--- Short problem ---
Copy nothing but the text: repeat each entry exactly and drop the images.

[Figure record extracts]

+===+

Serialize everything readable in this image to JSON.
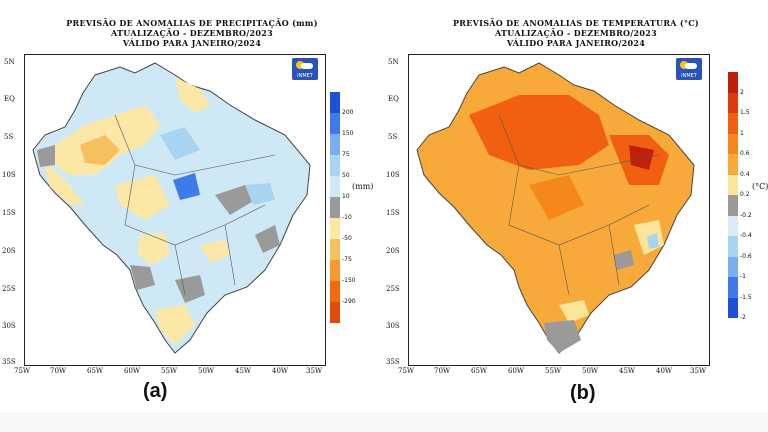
{
  "panels": {
    "a": {
      "title": [
        "PREVISÃO DE ANOMALIAS DE PRECIPITAÇÃO (mm)",
        "ATUALIZAÇÃO - DEZEMBRO/2023",
        "VÁLIDO PARA JANEIRO/2024"
      ],
      "unit": "(mm)",
      "label": "(a)",
      "colorbar": {
        "labels": [
          "200",
          "150",
          "75",
          "50",
          "10",
          "-10",
          "-50",
          "-75",
          "-150",
          "-290"
        ],
        "colors": [
          "#2050d8",
          "#3f7be8",
          "#79aef0",
          "#a8d4f2",
          "#cfe8f5",
          "#9a9a9a",
          "#fbe8a6",
          "#f5c060",
          "#f39a30",
          "#f06a10",
          "#e34a0a"
        ]
      }
    },
    "b": {
      "title": [
        "PREVISÃO DE ANOMALIAS DE TEMPERATURA (°C)",
        "ATUALIZAÇÃO - DEZEMBRO/2023",
        "VÁLIDO PARA JANEIRO/2024"
      ],
      "unit": "(°C)",
      "label": "(b)",
      "colorbar": {
        "labels": [
          "2",
          "1.5",
          "1",
          "0.6",
          "0.4",
          "0.2",
          "-0.2",
          "-0.4",
          "-0.6",
          "-1",
          "-1.5",
          "-2"
        ],
        "colors": [
          "#c0200a",
          "#e03a10",
          "#f06010",
          "#f5881a",
          "#f7aa3a",
          "#fbe59a",
          "#9a9a9a",
          "#d8ecf5",
          "#a8d4f2",
          "#79aef0",
          "#3f7be8",
          "#2050d8"
        ]
      }
    }
  },
  "lat_ticks": [
    "5N",
    "EQ",
    "5S",
    "10S",
    "15S",
    "20S",
    "25S",
    "30S",
    "35S"
  ],
  "lon_ticks": [
    "75W",
    "70W",
    "65W",
    "60W",
    "55W",
    "50W",
    "45W",
    "40W",
    "35W"
  ],
  "logo_text": "INMET"
}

+===+

--- Written solution ---
Serialize everything readable in this image to JSON.
{
  "panels": {
    "a": {
      "title": [
        "PREVISÃO DE ANOMALIAS DE PRECIPITAÇÃO (mm)",
        "ATUALIZAÇÃO - DEZEMBRO/2023",
        "VÁLIDO PARA JANEIRO/2024"
      ],
      "unit": "(mm)",
      "label": "(a)",
      "colorbar": {
        "labels": [
          "200",
          "150",
          "75",
          "50",
          "10",
          "-10",
          "-50",
          "-75",
          "-150",
          "-290"
        ],
        "colors": [
          "#2050d8",
          "#3f7be8",
          "#79aef0",
          "#a8d4f2",
          "#cfe8f5",
          "#9a9a9a",
          "#fbe8a6",
          "#f5c060",
          "#f39a30",
          "#f06a10",
          "#e34a0a"
        ]
      }
    },
    "b": {
      "title": [
        "PREVISÃO DE ANOMALIAS DE TEMPERATURA (°C)",
        "ATUALIZAÇÃO - DEZEMBRO/2023",
        "VÁLIDO PARA JANEIRO/2024"
      ],
      "unit": "(°C)",
      "label": "(b)",
      "colorbar": {
        "labels": [
          "2",
          "1.5",
          "1",
          "0.6",
          "0.4",
          "0.2",
          "-0.2",
          "-0.4",
          "-0.6",
          "-1",
          "-1.5",
          "-2"
        ],
        "colors": [
          "#c0200a",
          "#e03a10",
          "#f06010",
          "#f5881a",
          "#f7aa3a",
          "#fbe59a",
          "#9a9a9a",
          "#d8ecf5",
          "#a8d4f2",
          "#79aef0",
          "#3f7be8",
          "#2050d8"
        ]
      }
    }
  },
  "lat_ticks": [
    "5N",
    "EQ",
    "5S",
    "10S",
    "15S",
    "20S",
    "25S",
    "30S",
    "35S"
  ],
  "lon_ticks": [
    "75W",
    "70W",
    "65W",
    "60W",
    "55W",
    "50W",
    "45W",
    "40W",
    "35W"
  ],
  "logo_text": "INMET"
}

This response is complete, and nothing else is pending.